Problem requirements: Nothing should be left out: output all of the entries exactly.

[START Dataset]

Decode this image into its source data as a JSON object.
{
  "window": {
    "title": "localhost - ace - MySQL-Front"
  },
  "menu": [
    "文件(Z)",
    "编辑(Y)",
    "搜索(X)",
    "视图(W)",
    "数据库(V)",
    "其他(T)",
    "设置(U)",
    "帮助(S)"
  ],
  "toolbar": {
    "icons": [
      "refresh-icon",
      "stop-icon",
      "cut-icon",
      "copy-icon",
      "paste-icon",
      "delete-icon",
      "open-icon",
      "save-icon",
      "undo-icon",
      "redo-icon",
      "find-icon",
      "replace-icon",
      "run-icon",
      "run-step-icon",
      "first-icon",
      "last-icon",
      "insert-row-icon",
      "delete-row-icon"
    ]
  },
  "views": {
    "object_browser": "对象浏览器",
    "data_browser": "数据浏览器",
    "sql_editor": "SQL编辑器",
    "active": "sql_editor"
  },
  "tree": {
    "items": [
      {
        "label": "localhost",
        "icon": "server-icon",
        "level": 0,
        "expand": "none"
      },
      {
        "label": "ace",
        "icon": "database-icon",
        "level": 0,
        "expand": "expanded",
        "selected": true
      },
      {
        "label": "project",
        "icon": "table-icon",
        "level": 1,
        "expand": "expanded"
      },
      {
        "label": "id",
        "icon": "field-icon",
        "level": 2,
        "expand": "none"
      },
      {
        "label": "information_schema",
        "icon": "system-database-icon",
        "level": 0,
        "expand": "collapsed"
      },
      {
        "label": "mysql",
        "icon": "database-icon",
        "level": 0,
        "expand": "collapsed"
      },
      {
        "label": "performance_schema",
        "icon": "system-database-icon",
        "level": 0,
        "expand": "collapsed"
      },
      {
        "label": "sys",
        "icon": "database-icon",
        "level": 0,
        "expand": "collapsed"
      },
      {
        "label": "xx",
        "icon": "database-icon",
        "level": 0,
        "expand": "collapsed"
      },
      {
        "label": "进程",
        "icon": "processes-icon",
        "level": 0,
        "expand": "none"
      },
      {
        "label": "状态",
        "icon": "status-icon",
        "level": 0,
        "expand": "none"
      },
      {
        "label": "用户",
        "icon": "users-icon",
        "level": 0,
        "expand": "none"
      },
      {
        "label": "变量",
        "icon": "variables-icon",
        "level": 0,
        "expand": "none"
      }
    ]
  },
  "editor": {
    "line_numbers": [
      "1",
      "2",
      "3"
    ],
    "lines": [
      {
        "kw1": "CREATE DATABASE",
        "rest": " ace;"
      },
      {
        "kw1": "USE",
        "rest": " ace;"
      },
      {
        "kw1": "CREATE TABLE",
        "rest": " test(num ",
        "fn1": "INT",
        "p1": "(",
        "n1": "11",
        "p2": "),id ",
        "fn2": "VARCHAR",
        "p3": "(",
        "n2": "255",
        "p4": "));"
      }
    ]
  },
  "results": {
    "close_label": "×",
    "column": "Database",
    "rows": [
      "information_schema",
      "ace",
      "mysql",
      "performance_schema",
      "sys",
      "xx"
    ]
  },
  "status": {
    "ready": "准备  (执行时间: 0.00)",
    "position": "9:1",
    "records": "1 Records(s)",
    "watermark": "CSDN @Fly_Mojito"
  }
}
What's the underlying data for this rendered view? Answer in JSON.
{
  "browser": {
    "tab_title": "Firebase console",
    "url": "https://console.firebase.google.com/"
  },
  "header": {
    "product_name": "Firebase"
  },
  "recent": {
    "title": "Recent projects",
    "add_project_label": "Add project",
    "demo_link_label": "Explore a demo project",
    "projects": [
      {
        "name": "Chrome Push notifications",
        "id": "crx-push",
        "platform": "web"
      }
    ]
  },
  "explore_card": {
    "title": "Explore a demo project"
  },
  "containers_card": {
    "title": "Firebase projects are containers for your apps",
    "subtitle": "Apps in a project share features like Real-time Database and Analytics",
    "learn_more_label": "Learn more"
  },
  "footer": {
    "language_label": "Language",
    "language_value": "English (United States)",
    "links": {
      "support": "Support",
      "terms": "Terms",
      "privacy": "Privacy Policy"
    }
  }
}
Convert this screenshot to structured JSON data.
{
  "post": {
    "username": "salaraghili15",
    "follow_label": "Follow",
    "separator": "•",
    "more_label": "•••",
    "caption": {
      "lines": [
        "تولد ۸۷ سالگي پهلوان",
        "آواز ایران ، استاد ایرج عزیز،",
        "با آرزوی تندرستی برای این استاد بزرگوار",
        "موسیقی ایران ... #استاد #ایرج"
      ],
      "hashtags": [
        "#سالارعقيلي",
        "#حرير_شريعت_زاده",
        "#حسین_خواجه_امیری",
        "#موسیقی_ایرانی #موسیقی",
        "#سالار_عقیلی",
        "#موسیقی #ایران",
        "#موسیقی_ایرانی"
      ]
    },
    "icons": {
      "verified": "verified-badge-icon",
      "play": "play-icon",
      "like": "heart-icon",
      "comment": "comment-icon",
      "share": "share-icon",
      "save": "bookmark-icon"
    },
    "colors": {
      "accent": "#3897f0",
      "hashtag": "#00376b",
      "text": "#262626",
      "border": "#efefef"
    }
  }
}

[END Dataset]

Output:
Decode this image into its source data as a JSON object.
{
  "window": {
    "title": "localhost - ace - MySQL-Front"
  },
  "menu": [
    "文件(Z)",
    "编辑(Y)",
    "搜索(X)",
    "视图(W)",
    "数据库(V)",
    "其他(T)",
    "设置(U)",
    "帮助(S)"
  ],
  "toolbar": {
    "icons": [
      "refresh-icon",
      "stop-icon",
      "cut-icon",
      "copy-icon",
      "paste-icon",
      "delete-icon",
      "open-icon",
      "save-icon",
      "undo-icon",
      "redo-icon",
      "find-icon",
      "replace-icon",
      "run-icon",
      "run-step-icon",
      "first-icon",
      "last-icon",
      "insert-row-icon",
      "delete-row-icon"
    ]
  },
  "views": {
    "object_browser": "对象浏览器",
    "data_browser": "数据浏览器",
    "sql_editor": "SQL编辑器",
    "active": "sql_editor"
  },
  "tree": {
    "items": [
      {
        "label": "localhost",
        "icon": "server-icon",
        "level": 0,
        "expand": "none"
      },
      {
        "label": "ace",
        "icon": "database-icon",
        "level": 0,
        "expand": "expanded",
        "selected": true
      },
      {
        "label": "project",
        "icon": "table-icon",
        "level": 1,
        "expand": "expanded"
      },
      {
        "label": "id",
        "icon": "field-icon",
        "level": 2,
        "expand": "none"
      },
      {
        "label": "information_schema",
        "icon": "system-database-icon",
        "level": 0,
        "expand": "collapsed"
      },
      {
        "label": "mysql",
        "icon": "database-icon",
        "level": 0,
        "expand": "collapsed"
      },
      {
        "label": "performance_schema",
        "icon": "system-database-icon",
        "level": 0,
        "expand": "collapsed"
      },
      {
        "label": "sys",
        "icon": "database-icon",
        "level": 0,
        "expand": "collapsed"
      },
      {
        "label": "xx",
        "icon": "database-icon",
        "level": 0,
        "expand": "collapsed"
      },
      {
        "label": "进程",
        "icon": "processes-icon",
        "level": 0,
        "expand": "none"
      },
      {
        "label": "状态",
        "icon": "status-icon",
        "level": 0,
        "expand": "none"
      },
      {
        "label": "用户",
        "icon": "users-icon",
        "level": 0,
        "expand": "none"
      },
      {
        "label": "变量",
        "icon": "variables-icon",
        "level": 0,
        "expand": "none"
      }
    ]
  },
  "editor": {
    "line_numbers": [
      "1",
      "2",
      "3"
    ],
    "lines": [
      {
        "kw1": "CREATE DATABASE",
        "rest": " ace;"
      },
      {
        "kw1": "USE",
        "rest": " ace;"
      },
      {
        "kw1": "CREATE TABLE",
        "rest": " test(num ",
        "fn1": "INT",
        "p1": "(",
        "n1": "11",
        "p2": "),id ",
        "fn2": "VARCHAR",
        "p3": "(",
        "n2": "255",
        "p4": "));"
      }
    ]
  },
  "results": {
    "close_label": "×",
    "column": "Database",
    "rows": [
      "information_schema",
      "ace",
      "mysql",
      "performance_schema",
      "sys",
      "xx"
    ]
  },
  "status": {
    "ready": "准备  (执行时间: 0.00)",
    "position": "9:1",
    "records": "1 Records(s)",
    "watermark": "CSDN @Fly_Mojito"
  }
}
What's the underlying data for this rendered view? Answer in JSON.
{
  "browser": {
    "tab_title": "Firebase console",
    "url": "https://console.firebase.google.com/"
  },
  "header": {
    "product_name": "Firebase"
  },
  "recent": {
    "title": "Recent projects",
    "add_project_label": "Add project",
    "demo_link_label": "Explore a demo project",
    "projects": [
      {
        "name": "Chrome Push notifications",
        "id": "crx-push",
        "platform": "web"
      }
    ]
  },
  "explore_card": {
    "title": "Explore a demo project"
  },
  "containers_card": {
    "title": "Firebase projects are containers for your apps",
    "subtitle": "Apps in a project share features like Real-time Database and Analytics",
    "learn_more_label": "Learn more"
  },
  "footer": {
    "language_label": "Language",
    "language_value": "English (United States)",
    "links": {
      "support": "Support",
      "terms": "Terms",
      "privacy": "Privacy Policy"
    }
  }
}
Convert this screenshot to structured JSON data.
{
  "post": {
    "username": "salaraghili15",
    "follow_label": "Follow",
    "separator": "•",
    "more_label": "•••",
    "caption": {
      "lines": [
        "تولد ۸۷ سالگي پهلوان",
        "آواز ایران ، استاد ایرج عزیز،",
        "با آرزوی تندرستی برای این استاد بزرگوار",
        "موسیقی ایران ... #استاد #ایرج"
      ],
      "hashtags": [
        "#سالارعقيلي",
        "#حرير_شريعت_زاده",
        "#حسین_خواجه_امیری",
        "#موسیقی_ایرانی #موسیقی",
        "#سالار_عقیلی",
        "#موسیقی #ایران",
        "#موسیقی_ایرانی"
      ]
    },
    "icons": {
      "verified": "verified-badge-icon",
      "play": "play-icon",
      "like": "heart-icon",
      "comment": "comment-icon",
      "share": "share-icon",
      "save": "bookmark-icon"
    },
    "colors": {
      "accent": "#3897f0",
      "hashtag": "#00376b",
      "text": "#262626",
      "border": "#efefef"
    }
  }
}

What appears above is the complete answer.